• [Given problem]:
Your task is to filter the data below down to the lines holding "Actividad".

[Stored data entries]
****************************************
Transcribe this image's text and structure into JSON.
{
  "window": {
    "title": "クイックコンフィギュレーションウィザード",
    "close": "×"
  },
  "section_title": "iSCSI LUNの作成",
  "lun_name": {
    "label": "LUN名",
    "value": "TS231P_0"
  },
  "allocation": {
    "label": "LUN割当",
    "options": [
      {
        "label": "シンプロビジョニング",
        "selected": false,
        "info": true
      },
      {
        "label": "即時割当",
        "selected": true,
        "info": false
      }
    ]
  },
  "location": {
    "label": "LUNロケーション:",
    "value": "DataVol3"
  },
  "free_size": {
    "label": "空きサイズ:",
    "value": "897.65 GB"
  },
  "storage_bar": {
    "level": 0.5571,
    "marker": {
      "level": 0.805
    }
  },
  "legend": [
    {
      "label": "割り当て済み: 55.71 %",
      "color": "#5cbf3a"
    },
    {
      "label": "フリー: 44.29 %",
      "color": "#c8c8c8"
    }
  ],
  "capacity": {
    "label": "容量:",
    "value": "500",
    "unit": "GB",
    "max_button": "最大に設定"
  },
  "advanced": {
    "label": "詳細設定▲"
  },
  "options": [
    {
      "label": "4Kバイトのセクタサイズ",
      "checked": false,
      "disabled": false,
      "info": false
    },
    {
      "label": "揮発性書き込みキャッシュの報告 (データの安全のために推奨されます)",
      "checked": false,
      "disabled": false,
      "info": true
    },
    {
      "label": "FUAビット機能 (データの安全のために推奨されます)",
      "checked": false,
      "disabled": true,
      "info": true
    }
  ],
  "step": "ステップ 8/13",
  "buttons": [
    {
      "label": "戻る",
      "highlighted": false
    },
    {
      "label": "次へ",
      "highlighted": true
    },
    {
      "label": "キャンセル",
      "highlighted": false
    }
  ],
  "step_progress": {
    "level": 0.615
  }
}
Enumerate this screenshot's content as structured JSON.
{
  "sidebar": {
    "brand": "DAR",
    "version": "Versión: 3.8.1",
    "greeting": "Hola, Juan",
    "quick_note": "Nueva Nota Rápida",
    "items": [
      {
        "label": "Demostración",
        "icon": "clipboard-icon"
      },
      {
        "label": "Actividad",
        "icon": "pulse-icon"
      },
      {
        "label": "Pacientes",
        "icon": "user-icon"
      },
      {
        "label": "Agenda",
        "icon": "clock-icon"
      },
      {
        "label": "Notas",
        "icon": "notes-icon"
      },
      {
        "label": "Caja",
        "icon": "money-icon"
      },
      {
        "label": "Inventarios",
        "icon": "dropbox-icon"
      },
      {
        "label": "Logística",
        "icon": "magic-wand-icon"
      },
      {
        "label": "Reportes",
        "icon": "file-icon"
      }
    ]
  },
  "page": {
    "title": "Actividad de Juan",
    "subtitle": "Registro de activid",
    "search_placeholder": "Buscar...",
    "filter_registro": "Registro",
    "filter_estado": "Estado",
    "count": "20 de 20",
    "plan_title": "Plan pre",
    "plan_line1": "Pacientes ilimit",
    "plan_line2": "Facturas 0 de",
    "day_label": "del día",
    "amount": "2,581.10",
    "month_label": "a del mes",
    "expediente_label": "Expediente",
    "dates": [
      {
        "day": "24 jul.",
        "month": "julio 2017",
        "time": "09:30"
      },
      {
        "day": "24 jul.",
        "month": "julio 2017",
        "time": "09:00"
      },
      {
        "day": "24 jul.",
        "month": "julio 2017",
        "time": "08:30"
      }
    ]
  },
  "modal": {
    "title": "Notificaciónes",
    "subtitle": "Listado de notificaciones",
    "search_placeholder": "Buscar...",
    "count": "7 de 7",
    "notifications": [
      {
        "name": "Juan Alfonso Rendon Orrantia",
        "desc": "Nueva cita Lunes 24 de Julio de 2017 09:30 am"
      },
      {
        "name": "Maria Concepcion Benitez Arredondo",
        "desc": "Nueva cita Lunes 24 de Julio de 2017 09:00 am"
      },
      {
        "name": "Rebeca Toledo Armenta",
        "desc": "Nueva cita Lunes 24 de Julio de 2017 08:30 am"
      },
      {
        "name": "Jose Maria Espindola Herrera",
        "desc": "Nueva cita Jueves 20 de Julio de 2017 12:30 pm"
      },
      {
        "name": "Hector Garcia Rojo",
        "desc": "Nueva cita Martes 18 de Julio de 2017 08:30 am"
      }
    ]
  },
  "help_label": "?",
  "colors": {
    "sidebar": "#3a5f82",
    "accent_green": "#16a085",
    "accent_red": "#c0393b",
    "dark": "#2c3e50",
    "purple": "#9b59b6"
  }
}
****************************************
• [Result of the task]:
        "label": "Actividad",
    "title": "Actividad de Juan",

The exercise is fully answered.